## Written instruction
Your task is to print every entry below exactly as given.

## Extracted material
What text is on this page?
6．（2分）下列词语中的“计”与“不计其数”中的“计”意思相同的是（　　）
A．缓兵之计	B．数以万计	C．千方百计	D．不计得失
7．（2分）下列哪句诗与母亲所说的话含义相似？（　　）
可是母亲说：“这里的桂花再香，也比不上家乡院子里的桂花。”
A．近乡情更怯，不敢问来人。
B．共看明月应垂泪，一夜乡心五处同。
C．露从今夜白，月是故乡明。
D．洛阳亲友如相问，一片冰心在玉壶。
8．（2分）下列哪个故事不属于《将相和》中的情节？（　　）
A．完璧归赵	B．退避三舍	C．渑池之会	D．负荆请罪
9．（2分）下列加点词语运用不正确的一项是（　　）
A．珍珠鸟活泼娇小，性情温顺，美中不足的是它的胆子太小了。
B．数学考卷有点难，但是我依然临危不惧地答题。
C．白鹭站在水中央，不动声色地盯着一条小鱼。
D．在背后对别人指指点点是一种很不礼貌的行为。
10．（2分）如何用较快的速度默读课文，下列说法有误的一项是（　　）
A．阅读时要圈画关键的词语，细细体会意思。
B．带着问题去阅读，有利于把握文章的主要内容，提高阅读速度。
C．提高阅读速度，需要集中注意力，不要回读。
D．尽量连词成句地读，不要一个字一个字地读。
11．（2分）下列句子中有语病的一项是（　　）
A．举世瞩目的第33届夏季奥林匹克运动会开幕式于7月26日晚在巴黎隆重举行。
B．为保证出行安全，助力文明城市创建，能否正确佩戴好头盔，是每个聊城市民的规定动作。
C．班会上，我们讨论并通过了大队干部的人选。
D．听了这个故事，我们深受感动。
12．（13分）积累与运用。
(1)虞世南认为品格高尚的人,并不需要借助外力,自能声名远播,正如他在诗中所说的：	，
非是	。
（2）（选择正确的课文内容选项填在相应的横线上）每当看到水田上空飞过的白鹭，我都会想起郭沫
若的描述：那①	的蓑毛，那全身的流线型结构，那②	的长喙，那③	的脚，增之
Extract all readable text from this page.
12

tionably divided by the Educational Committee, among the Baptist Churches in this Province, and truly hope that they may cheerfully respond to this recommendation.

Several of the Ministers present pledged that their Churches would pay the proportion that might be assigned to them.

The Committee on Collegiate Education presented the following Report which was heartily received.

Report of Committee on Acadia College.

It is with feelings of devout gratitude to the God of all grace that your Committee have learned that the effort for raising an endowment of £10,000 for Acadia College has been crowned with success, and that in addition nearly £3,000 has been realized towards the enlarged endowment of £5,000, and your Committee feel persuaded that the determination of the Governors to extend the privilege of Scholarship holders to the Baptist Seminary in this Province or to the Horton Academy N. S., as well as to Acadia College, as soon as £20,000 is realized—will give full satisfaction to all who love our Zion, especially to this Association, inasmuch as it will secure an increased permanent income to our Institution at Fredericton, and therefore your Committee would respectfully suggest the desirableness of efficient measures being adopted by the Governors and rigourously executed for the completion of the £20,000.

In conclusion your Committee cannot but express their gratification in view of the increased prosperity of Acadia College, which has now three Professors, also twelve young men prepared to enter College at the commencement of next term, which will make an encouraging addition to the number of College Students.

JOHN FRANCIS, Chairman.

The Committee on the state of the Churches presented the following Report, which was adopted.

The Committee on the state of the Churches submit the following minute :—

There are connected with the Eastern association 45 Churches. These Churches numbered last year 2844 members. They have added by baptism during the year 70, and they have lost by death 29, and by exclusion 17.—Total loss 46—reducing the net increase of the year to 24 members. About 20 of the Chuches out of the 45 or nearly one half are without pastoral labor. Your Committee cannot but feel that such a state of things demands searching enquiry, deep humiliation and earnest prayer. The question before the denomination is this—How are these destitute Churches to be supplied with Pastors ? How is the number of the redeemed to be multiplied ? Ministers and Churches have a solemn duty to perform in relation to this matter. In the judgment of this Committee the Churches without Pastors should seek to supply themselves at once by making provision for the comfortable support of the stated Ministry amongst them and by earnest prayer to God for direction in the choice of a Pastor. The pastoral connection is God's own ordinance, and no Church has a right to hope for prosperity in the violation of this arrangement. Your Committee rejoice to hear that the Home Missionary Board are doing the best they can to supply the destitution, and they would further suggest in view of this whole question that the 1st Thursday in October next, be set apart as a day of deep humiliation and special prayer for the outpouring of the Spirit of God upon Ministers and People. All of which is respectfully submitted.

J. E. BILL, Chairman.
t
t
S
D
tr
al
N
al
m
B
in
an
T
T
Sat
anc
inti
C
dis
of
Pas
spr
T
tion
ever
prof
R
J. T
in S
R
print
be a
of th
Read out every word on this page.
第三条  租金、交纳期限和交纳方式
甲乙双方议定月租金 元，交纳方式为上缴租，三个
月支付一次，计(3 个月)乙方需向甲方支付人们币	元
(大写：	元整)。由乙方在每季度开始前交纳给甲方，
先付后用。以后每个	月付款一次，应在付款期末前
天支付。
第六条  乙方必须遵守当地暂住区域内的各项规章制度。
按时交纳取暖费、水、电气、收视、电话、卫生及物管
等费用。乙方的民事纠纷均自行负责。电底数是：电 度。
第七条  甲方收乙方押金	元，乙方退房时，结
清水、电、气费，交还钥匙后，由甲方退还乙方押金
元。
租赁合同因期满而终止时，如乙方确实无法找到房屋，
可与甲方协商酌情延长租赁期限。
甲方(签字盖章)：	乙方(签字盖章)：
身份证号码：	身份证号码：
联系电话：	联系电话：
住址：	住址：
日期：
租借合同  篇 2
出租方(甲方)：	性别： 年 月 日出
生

## Result below
What text is on this page?
6．（2分）下列词语中的“计”与“不计其数”中的“计”意思相同的是（　　）
A．缓兵之计	B．数以万计	C．千方百计	D．不计得失
7．（2分）下列哪句诗与母亲所说的话含义相似？（　　）
可是母亲说：“这里的桂花再香，也比不上家乡院子里的桂花。”
A．近乡情更怯，不敢问来人。
B．共看明月应垂泪，一夜乡心五处同。
C．露从今夜白，月是故乡明。
D．洛阳亲友如相问，一片冰心在玉壶。
8．（2分）下列哪个故事不属于《将相和》中的情节？（　　）
A．完璧归赵	B．退避三舍	C．渑池之会	D．负荆请罪
9．（2分）下列加点词语运用不正确的一项是（　　）
A．珍珠鸟活泼娇小，性情温顺，美中不足的是它的胆子太小了。
B．数学考卷有点难，但是我依然临危不惧地答题。
C．白鹭站在水中央，不动声色地盯着一条小鱼。
D．在背后对别人指指点点是一种很不礼貌的行为。
10．（2分）如何用较快的速度默读课文，下列说法有误的一项是（　　）
A．阅读时要圈画关键的词语，细细体会意思。
B．带着问题去阅读，有利于把握文章的主要内容，提高阅读速度。
C．提高阅读速度，需要集中注意力，不要回读。
D．尽量连词成句地读，不要一个字一个字地读。
11．（2分）下列句子中有语病的一项是（　　）
A．举世瞩目的第33届夏季奥林匹克运动会开幕式于7月26日晚在巴黎隆重举行。
B．为保证出行安全，助力文明城市创建，能否正确佩戴好头盔，是每个聊城市民的规定动作。
C．班会上，我们讨论并通过了大队干部的人选。
D．听了这个故事，我们深受感动。
12．（13分）积累与运用。
(1)虞世南认为品格高尚的人,并不需要借助外力,自能声名远播,正如他在诗中所说的：	，
非是	。
（2）（选择正确的课文内容选项填在相应的横线上）每当看到水田上空飞过的白鹭，我都会想起郭沫
若的描述：那①	的蓑毛，那全身的流线型结构，那②	的长喙，那③	的脚，增之
Extract all readable text from this page.
12

tionably divided by the Educational Committee, among the Baptist Churches in this Province, and truly hope that they may cheerfully respond to this recommendation.

Several of the Ministers present pledged that their Churches would pay the proportion that might be assigned to them.

The Committee on Collegiate Education presented the following Report which was heartily received.

Report of Committee on Acadia College.

It is with feelings of devout gratitude to the God of all grace that your Committee have learned that the effort for raising an endowment of £10,000 for Acadia College has been crowned with success, and that in addition nearly £3,000 has been realized towards the enlarged endowment of £5,000, and your Committee feel persuaded that the determination of the Governors to extend the privilege of Scholarship holders to the Baptist Seminary in this Province or to the Horton Academy N. S., as well as to Acadia College, as soon as £20,000 is realized—will give full satisfaction to all who love our Zion, especially to this Association, inasmuch as it will secure an increased permanent income to our Institution at Fredericton, and therefore your Committee would respectfully suggest the desirableness of efficient measures being adopted by the Governors and rigourously executed for the completion of the £20,000.

In conclusion your Committee cannot but express their gratification in view of the increased prosperity of Acadia College, which has now three Professors, also twelve young men prepared to enter College at the commencement of next term, which will make an encouraging addition to the number of College Students.

JOHN FRANCIS, Chairman.

The Committee on the state of the Churches presented the following Report, which was adopted.

The Committee on the state of the Churches submit the following minute :—

There are connected with the Eastern association 45 Churches. These Churches numbered last year 2844 members. They have added by baptism during the year 70, and they have lost by death 29, and by exclusion 17.—Total loss 46—reducing the net increase of the year to 24 members. About 20 of the Chuches out of the 45 or nearly one half are without pastoral labor. Your Committee cannot but feel that such a state of things demands searching enquiry, deep humiliation and earnest prayer. The question before the denomination is this—How are these destitute Churches to be supplied with Pastors ? How is the number of the redeemed to be multiplied ? Ministers and Churches have a solemn duty to perform in relation to this matter. In the judgment of this Committee the Churches without Pastors should seek to supply themselves at once by making provision for the comfortable support of the stated Ministry amongst them and by earnest prayer to God for direction in the choice of a Pastor. The pastoral connection is God's own ordinance, and no Church has a right to hope for prosperity in the violation of this arrangement. Your Committee rejoice to hear that the Home Missionary Board are doing the best they can to supply the destitution, and they would further suggest in view of this whole question that the 1st Thursday in October next, be set apart as a day of deep humiliation and special prayer for the outpouring of the Spirit of God upon Ministers and People. All of which is respectfully submitted.

J. E. BILL, Chairman.
t
t
S
D
tr
al
N
al
m
B
in
an
T
T
Sat
anc
inti
C
dis
of
Pas
spr
T
tion
ever
prof
R
J. T
in S
R
print
be a
of th
Read out every word on this page.
第三条  租金、交纳期限和交纳方式
甲乙双方议定月租金 元，交纳方式为上缴租，三个
月支付一次，计(3 个月)乙方需向甲方支付人们币	元
(大写：	元整)。由乙方在每季度开始前交纳给甲方，
先付后用。以后每个	月付款一次，应在付款期末前
天支付。
第六条  乙方必须遵守当地暂住区域内的各项规章制度。
按时交纳取暖费、水、电气、收视、电话、卫生及物管
等费用。乙方的民事纠纷均自行负责。电底数是：电 度。
第七条  甲方收乙方押金	元，乙方退房时，结
清水、电、气费，交还钥匙后，由甲方退还乙方押金
元。
租赁合同因期满而终止时，如乙方确实无法找到房屋，
可与甲方协商酌情延长租赁期限。
甲方(签字盖章)：	乙方(签字盖章)：
身份证号码：	身份证号码：
联系电话：	联系电话：
住址：	住址：
日期：
租借合同  篇 2
出租方(甲方)：	性别： 年 月 日出
生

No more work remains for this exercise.